§ **EXERCISE PROMPT**: Below is a block of data; give all of it again word for word.

[Dataset rows]
════════════════

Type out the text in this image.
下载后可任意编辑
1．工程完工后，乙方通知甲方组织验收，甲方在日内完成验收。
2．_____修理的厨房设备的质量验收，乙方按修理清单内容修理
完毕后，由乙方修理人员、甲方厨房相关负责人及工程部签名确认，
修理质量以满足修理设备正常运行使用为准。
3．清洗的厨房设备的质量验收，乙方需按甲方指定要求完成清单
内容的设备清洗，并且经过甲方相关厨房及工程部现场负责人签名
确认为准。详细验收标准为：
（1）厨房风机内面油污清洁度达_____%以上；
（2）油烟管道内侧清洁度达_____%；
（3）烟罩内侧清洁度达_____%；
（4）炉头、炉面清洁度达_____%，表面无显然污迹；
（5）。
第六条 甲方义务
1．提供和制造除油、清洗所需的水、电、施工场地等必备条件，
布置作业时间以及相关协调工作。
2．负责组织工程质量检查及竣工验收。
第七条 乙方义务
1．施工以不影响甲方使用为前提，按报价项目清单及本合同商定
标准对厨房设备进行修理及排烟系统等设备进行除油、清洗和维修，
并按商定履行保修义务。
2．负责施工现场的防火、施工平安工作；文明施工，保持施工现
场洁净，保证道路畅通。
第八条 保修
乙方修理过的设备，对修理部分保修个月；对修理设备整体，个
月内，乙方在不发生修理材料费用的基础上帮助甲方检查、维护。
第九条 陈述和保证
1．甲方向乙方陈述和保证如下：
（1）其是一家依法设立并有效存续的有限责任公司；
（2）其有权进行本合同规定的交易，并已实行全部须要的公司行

════════════════

§ **COMPLETE ANSWER**:
Type out the text in this image.
下载后可任意编辑
1．工程完工后，乙方通知甲方组织验收，甲方在日内完成验收。
2．_____修理的厨房设备的质量验收，乙方按修理清单内容修理
完毕后，由乙方修理人员、甲方厨房相关负责人及工程部签名确认，
修理质量以满足修理设备正常运行使用为准。
3．清洗的厨房设备的质量验收，乙方需按甲方指定要求完成清单
内容的设备清洗，并且经过甲方相关厨房及工程部现场负责人签名
确认为准。详细验收标准为：
（1）厨房风机内面油污清洁度达_____%以上；
（2）油烟管道内侧清洁度达_____%；
（3）烟罩内侧清洁度达_____%；
（4）炉头、炉面清洁度达_____%，表面无显然污迹；
（5）。
第六条 甲方义务
1．提供和制造除油、清洗所需的水、电、施工场地等必备条件，
布置作业时间以及相关协调工作。
2．负责组织工程质量检查及竣工验收。
第七条 乙方义务
1．施工以不影响甲方使用为前提，按报价项目清单及本合同商定
标准对厨房设备进行修理及排烟系统等设备进行除油、清洗和维修，
并按商定履行保修义务。
2．负责施工现场的防火、施工平安工作；文明施工，保持施工现
场洁净，保证道路畅通。
第八条 保修
乙方修理过的设备，对修理部分保修个月；对修理设备整体，个
月内，乙方在不发生修理材料费用的基础上帮助甲方检查、维护。
第九条 陈述和保证
1．甲方向乙方陈述和保证如下：
（1）其是一家依法设立并有效存续的有限责任公司；
（2）其有权进行本合同规定的交易，并已实行全部须要的公司行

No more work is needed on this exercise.